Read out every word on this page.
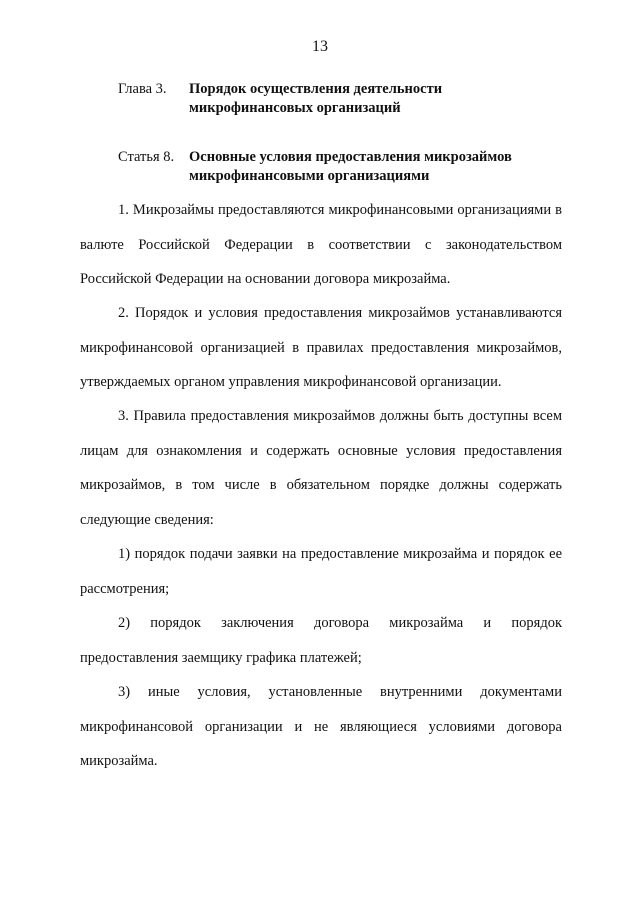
13
Глава 3. Порядок осуществления деятельности
микрофинансовых организаций
Статья 8. Основные условия предоставления микрозаймов
микрофинансовыми организациями

1. Микрозаймы предоставляются микрофинансовыми организациями в валюте Российской Федерации в соответствии с законодательством Российской Федерации на основании договора микрозайма.

2. Порядок и условия предоставления микрозаймов устанавливаются микрофинансовой организацией в правилах предоставления микрозаймов, утверждаемых органом управления микрофинансовой организации.

3. Правила предоставления микрозаймов должны быть доступны всем лицам для ознакомления и содержать основные условия предоставления микрозаймов, в том числе в обязательном порядке должны содержать следующие сведения:

1) порядок подачи заявки на предоставление микрозайма и порядок ее рассмотрения;

2) порядок заключения договора микрозайма и порядок предоставления заемщику графика платежей;

3) иные условия, установленные внутренними документами микрофинансовой организации и не являющиеся условиями договора микрозайма.
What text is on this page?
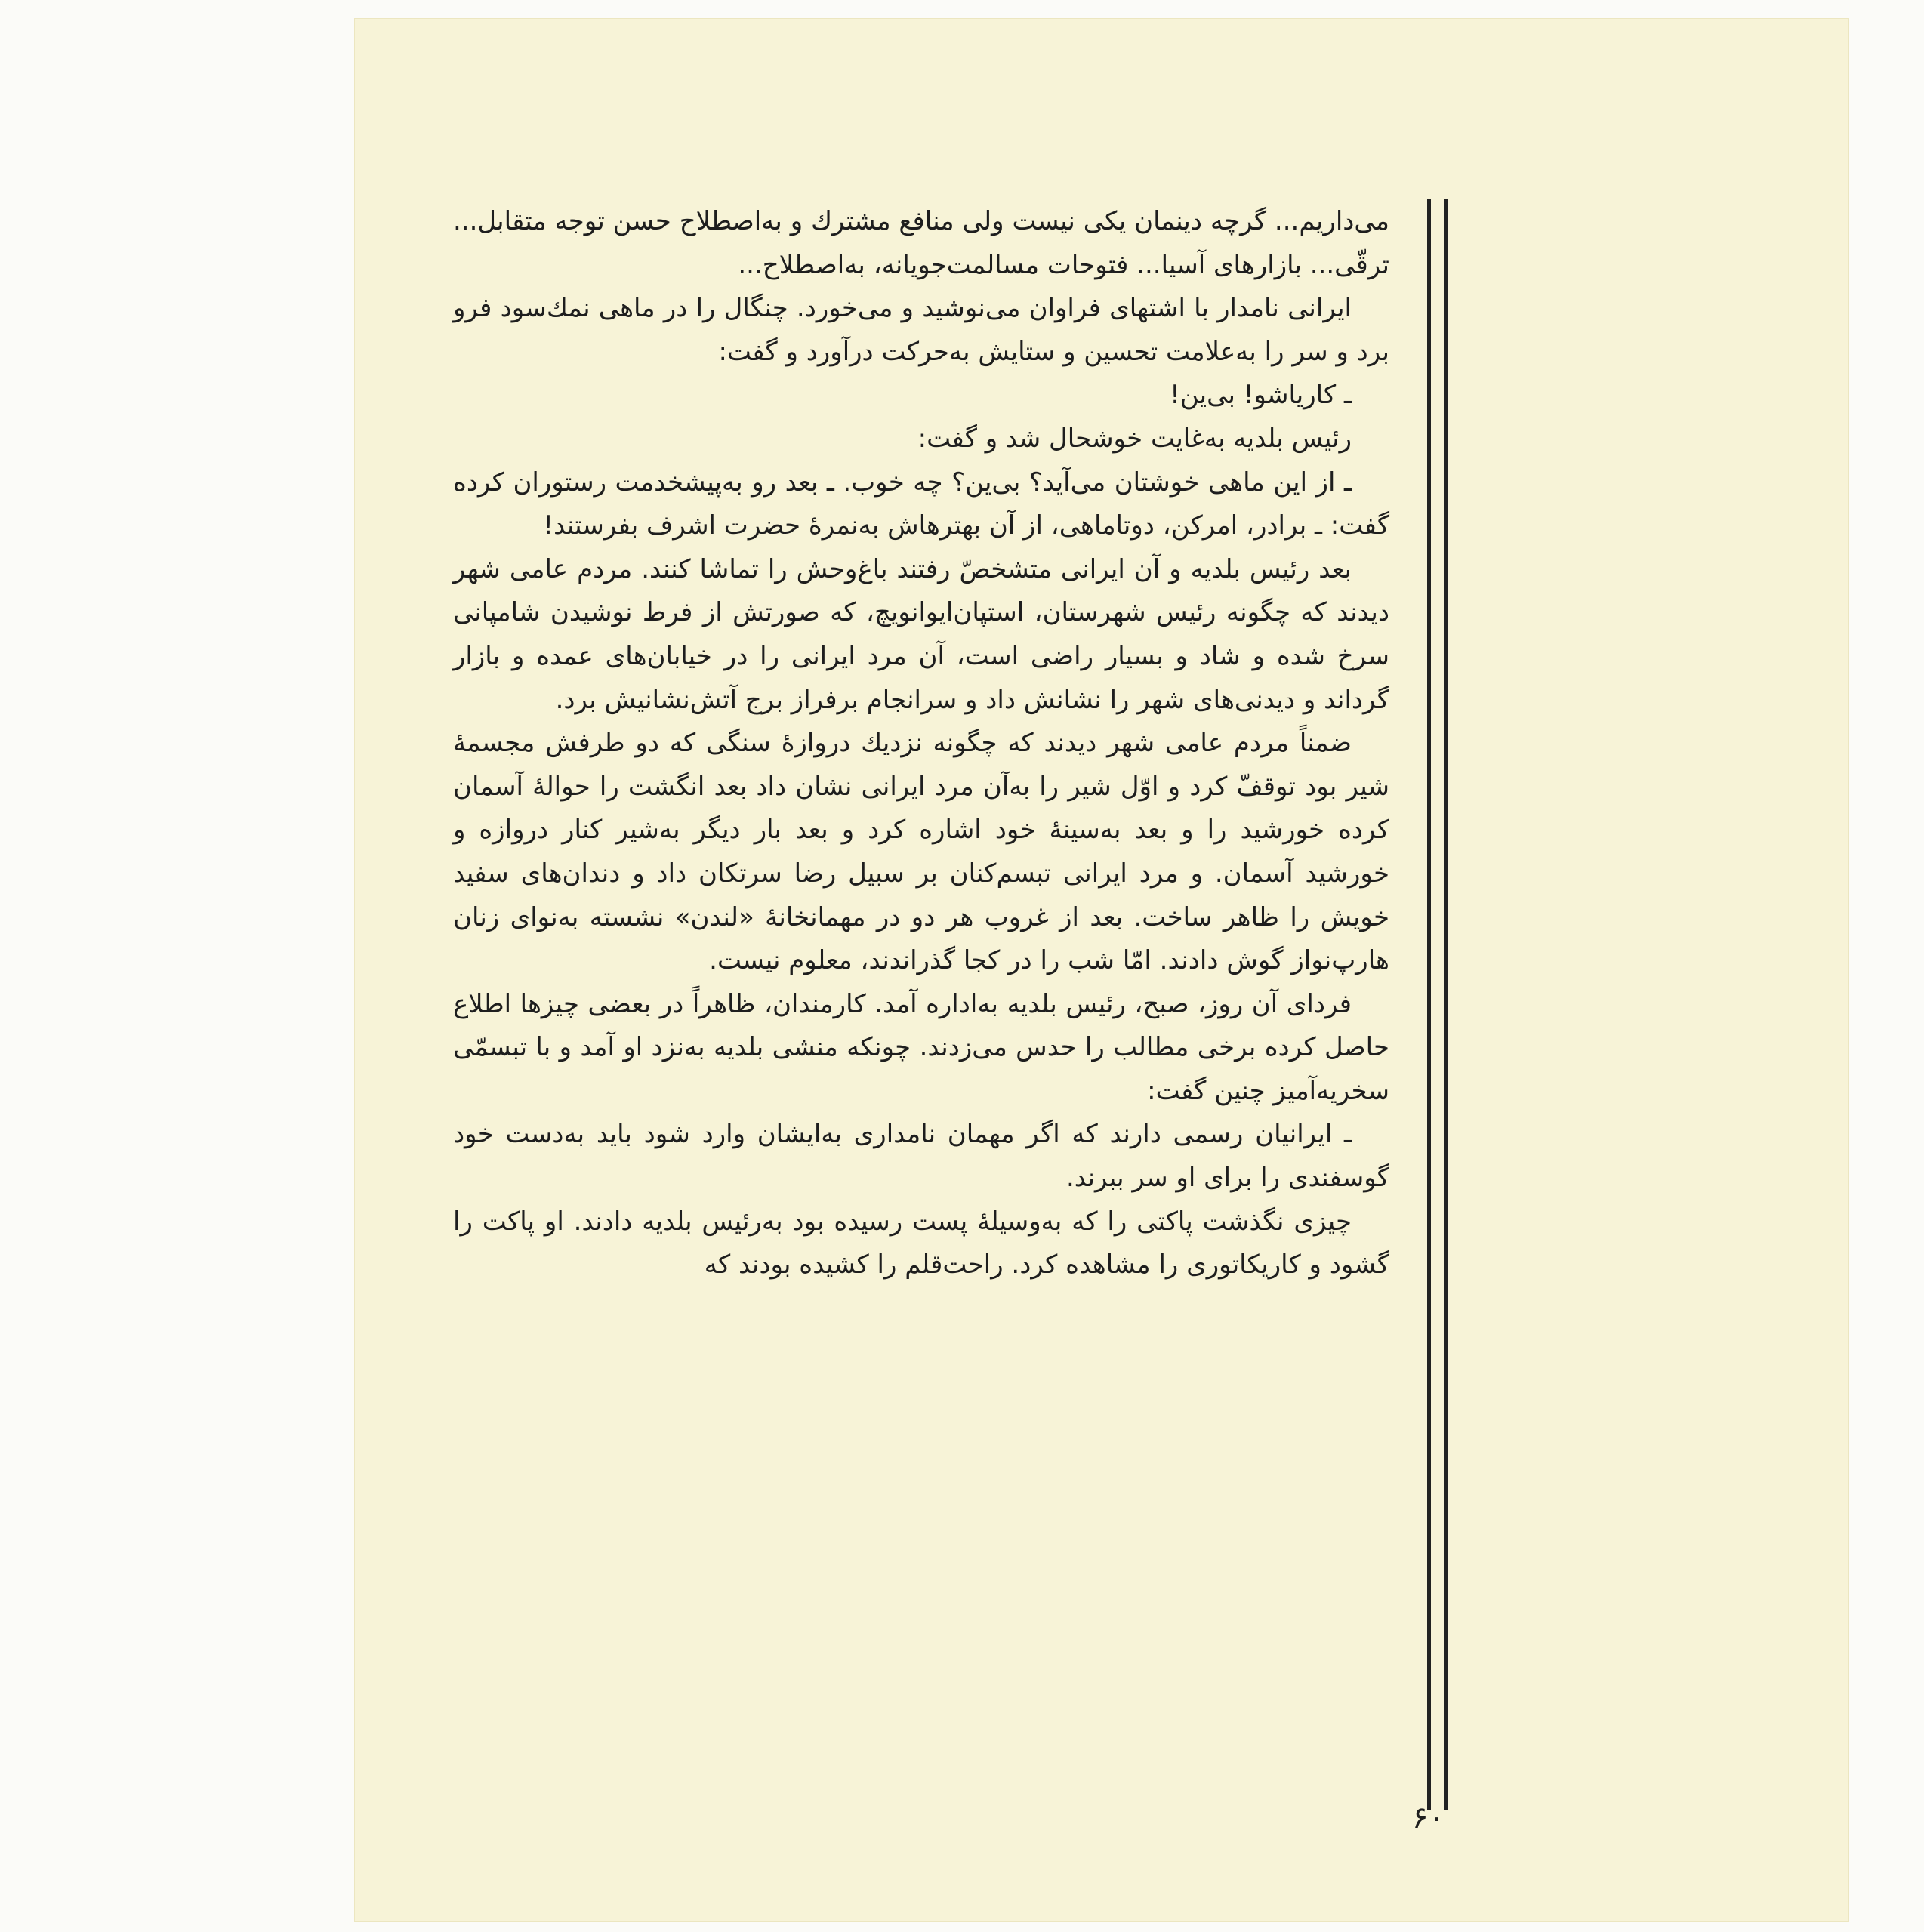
می‌داریم... گرچه دینمان یکی نیست ولی منافع مشترك و به‌اصطلاح حسن توجه متقابل... ترقّی... بازارهای آسیا... فتوحات مسالمت‌جویانه، به‌اصطلاح...

ایرانی نامدار با اشتهای فراوان می‌نوشید و می‌خورد. چنگال را در ماهی نمك‌سود فرو برد و سر را به‌علامت تحسین و ستایش به‌حرکت درآورد و گفت:

ـ کاریاشو! بی‌ین!

رئیس بلدیه به‌غایت خوشحال شد و گفت:

ـ از این ماهی خوشتان می‌آید؟ بی‌ین؟ چه خوب. ـ بعد رو به‌پیشخدمت رستوران کرده گفت: ـ برادر، امرکن، دوتاماهی، از آن بهترهاش به‌نمرهٔ حضرت اشرف بفرستند!

بعد رئیس بلدیه و آن ایرانی متشخصّ رفتند باغ‌وحش را تماشا کنند. مردم عامی شهر دیدند که چگونه رئیس شهرستان، استپان‌ایوانویچ، که صورتش از فرط نوشیدن شامپانی سرخ شده و شاد و بسیار راضی است، آن مرد ایرانی را در خیابان‌های عمده و بازار گرداند و دیدنی‌های شهر را نشانش داد و سرانجام برفراز برج آتش‌نشانیش برد.

ضمناً مردم عامی شهر دیدند که چگونه نزدیك دروازهٔ سنگی که دو طرفش مجسمهٔ شیر بود توقفّ کرد و اوّل شیر را به‌آن مرد ایرانی نشان داد بعد انگشت را حوالهٔ آسمان کرده خورشید را و بعد به‌سینهٔ خود اشاره کرد و بعد بار دیگر به‌شیر کنار دروازه و خورشید آسمان. و مرد ایرانی تبسم‌کنان بر سبیل رضا سرتکان داد و دندان‌های سفید خویش را ظاهر ساخت. بعد از غروب هر دو در مهمانخانهٔ «لندن» نشسته به‌نوای زنان هارپ‌نواز گوش دادند. امّا شب را در کجا گذراندند، معلوم نیست.

فردای آن روز، صبح، رئیس بلدیه به‌اداره آمد. کارمندان، ظاهراً در بعضی چیزها اطلاع حاصل کرده برخی مطالب را حدس می‌زدند. چونکه منشی بلدیه به‌نزد او آمد و با تبسمّی سخریه‌آمیز چنین گفت:

ـ ایرانیان رسمی دارند که اگر مهمان نامداری به‌ایشان وارد شود باید به‌دست خود گوسفندی را برای او سر ببرند.

چیزی نگذشت پاکتی را که به‌وسیلهٔ پست رسیده بود به‌رئیس بلدیه دادند. او پاکت را گشود و کاریکاتوری را مشاهده کرد. راحت‌قلم را کشیده بودند که

۶۰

☆ ☆ ☆ ☆

● Aim
Using the material above, state how many lines include the string "page". Answer with a single number.

● Response to the task
2